***** RECORDS TO USE *****

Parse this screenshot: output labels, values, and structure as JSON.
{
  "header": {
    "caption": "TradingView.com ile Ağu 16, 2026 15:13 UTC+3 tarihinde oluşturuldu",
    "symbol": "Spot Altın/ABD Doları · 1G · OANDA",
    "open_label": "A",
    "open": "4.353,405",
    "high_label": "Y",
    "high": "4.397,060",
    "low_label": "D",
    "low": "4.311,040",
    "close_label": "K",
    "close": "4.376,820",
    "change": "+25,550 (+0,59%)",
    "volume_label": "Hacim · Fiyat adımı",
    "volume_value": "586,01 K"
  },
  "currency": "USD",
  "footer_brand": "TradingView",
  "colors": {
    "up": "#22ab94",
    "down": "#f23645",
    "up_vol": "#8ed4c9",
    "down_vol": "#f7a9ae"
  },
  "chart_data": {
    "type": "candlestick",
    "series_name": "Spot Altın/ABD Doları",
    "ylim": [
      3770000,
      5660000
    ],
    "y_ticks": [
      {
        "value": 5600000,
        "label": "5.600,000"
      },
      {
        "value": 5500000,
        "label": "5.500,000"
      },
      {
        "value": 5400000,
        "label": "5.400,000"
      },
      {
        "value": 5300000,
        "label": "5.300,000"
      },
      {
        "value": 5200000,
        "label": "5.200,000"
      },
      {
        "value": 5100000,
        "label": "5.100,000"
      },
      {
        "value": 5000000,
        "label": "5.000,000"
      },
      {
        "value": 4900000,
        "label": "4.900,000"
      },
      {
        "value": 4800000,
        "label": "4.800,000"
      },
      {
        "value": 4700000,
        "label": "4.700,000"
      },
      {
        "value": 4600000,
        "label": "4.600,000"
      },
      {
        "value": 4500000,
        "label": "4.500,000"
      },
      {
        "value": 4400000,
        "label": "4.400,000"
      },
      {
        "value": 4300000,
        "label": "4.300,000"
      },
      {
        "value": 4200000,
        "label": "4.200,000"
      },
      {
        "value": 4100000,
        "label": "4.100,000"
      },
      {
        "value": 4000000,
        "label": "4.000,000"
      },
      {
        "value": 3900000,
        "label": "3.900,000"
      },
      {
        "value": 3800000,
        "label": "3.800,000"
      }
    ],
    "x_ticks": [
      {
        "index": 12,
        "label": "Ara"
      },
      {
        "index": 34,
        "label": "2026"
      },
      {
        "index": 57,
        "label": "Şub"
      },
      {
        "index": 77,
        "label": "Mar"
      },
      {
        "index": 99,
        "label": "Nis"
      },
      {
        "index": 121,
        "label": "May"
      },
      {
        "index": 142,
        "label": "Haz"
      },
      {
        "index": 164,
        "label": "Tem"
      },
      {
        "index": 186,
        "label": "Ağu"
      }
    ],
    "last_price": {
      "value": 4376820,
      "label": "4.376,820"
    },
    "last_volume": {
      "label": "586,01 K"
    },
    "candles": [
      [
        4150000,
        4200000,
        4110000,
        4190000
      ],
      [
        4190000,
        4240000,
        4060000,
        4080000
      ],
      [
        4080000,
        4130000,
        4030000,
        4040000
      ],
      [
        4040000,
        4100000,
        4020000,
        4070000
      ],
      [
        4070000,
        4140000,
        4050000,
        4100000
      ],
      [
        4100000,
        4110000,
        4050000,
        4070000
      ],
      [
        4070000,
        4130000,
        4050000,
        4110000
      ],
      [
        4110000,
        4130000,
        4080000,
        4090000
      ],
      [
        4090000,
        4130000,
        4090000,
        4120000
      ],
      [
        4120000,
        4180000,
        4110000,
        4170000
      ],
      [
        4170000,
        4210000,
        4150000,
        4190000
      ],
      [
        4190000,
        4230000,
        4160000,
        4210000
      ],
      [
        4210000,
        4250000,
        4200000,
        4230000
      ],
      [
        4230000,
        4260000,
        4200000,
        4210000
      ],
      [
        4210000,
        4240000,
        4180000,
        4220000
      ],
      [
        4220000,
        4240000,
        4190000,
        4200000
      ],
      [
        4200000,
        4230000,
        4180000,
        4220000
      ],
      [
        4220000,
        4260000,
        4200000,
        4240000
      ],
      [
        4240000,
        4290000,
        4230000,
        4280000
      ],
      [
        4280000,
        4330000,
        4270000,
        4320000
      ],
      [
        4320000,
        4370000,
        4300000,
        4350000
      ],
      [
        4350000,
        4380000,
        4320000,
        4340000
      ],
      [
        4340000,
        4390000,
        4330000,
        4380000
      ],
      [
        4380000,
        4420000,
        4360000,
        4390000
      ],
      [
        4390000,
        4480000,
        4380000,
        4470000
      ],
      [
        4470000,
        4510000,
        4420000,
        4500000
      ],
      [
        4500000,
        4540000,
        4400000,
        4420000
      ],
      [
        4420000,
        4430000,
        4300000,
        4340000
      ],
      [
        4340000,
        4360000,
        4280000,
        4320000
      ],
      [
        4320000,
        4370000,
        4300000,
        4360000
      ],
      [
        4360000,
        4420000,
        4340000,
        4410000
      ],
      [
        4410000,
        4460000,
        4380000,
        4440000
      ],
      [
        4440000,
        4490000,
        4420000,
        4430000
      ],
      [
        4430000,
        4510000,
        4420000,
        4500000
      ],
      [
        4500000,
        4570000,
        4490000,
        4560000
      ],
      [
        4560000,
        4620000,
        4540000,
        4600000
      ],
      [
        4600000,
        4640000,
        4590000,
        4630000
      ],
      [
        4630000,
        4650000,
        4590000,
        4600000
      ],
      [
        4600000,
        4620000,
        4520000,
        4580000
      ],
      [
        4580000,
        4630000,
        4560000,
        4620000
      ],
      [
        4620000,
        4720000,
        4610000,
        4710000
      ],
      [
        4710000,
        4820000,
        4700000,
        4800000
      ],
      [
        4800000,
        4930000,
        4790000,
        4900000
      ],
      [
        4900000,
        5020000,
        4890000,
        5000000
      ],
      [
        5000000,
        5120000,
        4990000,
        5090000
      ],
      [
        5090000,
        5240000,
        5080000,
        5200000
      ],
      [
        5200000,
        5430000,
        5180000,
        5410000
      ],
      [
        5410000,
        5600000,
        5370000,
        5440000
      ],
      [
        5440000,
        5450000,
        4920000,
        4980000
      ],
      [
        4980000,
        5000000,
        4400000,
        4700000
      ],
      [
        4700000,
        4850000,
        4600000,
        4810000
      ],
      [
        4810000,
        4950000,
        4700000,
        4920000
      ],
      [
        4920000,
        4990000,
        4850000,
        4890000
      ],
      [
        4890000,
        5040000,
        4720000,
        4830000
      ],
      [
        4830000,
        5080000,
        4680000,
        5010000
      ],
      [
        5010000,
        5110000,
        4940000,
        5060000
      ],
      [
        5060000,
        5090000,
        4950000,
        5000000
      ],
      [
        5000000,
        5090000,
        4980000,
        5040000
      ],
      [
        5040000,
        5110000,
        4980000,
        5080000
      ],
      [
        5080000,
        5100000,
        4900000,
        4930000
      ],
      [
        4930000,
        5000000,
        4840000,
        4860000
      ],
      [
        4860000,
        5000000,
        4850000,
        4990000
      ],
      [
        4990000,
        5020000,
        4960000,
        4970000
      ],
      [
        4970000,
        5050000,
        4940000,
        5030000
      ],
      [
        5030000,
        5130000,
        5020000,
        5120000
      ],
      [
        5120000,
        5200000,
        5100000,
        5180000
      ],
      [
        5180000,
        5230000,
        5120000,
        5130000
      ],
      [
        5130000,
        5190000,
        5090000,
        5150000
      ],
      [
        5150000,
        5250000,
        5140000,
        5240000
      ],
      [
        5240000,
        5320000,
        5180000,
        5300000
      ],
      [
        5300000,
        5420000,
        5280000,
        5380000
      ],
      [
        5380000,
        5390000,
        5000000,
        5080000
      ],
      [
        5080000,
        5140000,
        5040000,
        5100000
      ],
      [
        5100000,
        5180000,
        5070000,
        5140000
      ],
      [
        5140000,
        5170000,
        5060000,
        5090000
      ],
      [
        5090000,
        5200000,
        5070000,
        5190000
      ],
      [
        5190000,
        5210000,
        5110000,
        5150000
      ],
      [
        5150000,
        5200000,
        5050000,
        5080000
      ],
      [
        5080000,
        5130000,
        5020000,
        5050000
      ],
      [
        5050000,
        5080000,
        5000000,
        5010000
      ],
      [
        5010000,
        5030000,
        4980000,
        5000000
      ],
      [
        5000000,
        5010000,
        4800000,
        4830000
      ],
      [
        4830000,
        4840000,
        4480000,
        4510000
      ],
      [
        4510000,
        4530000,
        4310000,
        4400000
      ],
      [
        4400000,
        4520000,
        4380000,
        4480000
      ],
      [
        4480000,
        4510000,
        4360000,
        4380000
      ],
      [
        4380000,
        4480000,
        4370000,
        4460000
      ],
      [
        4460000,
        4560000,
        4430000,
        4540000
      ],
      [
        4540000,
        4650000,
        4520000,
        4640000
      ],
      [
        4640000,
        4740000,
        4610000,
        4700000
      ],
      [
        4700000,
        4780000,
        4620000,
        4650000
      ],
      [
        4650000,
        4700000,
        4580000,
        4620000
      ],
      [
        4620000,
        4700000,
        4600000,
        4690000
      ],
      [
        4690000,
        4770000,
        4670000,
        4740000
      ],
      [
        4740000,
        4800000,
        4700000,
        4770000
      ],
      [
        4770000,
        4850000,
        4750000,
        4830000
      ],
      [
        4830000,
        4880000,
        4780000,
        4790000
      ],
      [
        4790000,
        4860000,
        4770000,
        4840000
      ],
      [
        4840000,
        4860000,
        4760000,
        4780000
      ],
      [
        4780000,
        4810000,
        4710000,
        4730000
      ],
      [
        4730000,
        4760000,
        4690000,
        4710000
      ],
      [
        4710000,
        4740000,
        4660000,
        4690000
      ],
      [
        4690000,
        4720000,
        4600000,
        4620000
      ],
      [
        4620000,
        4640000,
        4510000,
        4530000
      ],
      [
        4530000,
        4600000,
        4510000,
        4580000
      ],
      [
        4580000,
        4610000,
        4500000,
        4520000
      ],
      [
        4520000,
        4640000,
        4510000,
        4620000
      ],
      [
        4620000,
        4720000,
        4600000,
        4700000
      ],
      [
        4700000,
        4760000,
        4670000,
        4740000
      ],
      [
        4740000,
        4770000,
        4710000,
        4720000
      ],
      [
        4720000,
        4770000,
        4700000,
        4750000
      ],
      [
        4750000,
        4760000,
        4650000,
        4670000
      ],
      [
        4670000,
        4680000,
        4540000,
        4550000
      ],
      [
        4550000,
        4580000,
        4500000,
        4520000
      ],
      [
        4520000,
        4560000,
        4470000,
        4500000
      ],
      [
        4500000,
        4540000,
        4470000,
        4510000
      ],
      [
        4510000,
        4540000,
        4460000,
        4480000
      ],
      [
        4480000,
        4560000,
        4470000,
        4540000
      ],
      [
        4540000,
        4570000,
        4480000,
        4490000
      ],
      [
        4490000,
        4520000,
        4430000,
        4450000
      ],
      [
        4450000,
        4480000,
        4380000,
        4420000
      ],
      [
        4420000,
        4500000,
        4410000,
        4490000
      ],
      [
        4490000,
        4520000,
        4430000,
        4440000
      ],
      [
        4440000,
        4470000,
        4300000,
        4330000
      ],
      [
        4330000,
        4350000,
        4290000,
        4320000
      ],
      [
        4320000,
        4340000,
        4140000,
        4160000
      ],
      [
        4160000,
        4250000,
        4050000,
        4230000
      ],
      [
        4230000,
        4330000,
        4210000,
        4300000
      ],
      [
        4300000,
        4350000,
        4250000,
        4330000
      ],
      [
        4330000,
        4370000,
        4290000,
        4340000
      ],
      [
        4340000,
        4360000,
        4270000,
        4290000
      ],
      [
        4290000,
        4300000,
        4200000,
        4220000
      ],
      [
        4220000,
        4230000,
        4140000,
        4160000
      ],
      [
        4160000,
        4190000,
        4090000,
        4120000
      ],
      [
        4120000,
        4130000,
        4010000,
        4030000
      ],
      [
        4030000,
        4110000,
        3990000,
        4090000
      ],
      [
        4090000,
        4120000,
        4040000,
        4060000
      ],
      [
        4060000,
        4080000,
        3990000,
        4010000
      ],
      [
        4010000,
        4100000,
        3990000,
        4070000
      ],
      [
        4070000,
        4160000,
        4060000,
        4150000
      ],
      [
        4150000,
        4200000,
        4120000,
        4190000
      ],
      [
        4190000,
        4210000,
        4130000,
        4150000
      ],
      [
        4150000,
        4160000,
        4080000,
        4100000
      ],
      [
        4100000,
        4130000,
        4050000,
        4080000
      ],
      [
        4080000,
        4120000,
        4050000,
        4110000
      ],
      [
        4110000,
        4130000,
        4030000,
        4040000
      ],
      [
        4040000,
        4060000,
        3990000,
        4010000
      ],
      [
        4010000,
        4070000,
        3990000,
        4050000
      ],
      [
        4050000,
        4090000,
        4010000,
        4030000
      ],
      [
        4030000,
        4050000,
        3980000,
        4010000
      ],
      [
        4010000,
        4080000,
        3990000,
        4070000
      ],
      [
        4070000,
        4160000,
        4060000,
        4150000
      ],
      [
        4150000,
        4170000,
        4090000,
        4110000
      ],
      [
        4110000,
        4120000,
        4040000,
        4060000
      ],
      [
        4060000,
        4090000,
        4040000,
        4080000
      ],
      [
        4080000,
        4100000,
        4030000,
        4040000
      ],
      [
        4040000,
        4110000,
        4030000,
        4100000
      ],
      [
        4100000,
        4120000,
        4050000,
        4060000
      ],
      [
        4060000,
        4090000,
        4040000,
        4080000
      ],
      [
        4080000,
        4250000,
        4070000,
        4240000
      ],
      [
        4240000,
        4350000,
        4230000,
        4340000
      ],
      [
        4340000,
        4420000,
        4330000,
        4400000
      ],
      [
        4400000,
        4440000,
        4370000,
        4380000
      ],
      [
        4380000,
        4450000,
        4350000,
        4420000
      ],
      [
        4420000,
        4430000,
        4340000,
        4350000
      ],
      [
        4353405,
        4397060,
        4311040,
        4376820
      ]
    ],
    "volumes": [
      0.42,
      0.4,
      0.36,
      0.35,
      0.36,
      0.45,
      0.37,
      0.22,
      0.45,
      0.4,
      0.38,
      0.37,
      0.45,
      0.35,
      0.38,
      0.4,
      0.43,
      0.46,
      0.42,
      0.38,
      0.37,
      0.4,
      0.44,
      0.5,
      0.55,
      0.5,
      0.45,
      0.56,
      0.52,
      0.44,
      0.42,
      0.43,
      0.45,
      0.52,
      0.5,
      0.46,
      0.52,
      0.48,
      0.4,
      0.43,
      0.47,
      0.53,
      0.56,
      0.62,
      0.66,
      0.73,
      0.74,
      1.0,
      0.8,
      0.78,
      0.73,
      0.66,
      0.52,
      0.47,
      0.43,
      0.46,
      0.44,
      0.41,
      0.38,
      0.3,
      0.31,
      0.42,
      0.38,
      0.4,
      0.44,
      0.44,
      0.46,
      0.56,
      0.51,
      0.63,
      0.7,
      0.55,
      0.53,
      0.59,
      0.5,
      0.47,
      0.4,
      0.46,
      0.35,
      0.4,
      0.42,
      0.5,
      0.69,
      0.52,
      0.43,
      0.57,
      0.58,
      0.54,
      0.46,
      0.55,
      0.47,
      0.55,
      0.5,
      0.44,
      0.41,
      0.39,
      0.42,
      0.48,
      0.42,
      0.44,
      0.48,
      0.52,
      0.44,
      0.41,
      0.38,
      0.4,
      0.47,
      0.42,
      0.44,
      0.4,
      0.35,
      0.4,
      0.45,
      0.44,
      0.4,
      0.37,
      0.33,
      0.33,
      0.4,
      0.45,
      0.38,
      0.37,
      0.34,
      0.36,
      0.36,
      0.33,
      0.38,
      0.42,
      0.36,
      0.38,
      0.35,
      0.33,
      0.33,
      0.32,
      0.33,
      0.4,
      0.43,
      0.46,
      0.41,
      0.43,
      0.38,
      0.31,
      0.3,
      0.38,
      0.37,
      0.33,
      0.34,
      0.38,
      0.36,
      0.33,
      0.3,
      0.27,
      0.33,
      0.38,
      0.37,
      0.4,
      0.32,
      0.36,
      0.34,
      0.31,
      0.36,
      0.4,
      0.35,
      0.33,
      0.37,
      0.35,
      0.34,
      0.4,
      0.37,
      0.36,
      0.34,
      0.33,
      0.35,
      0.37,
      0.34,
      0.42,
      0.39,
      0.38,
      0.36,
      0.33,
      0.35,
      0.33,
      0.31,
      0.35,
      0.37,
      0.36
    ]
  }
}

*****

→ **GOAL**
Say only how many lines in the records carry the word "index".

→ **THE RESULT**
9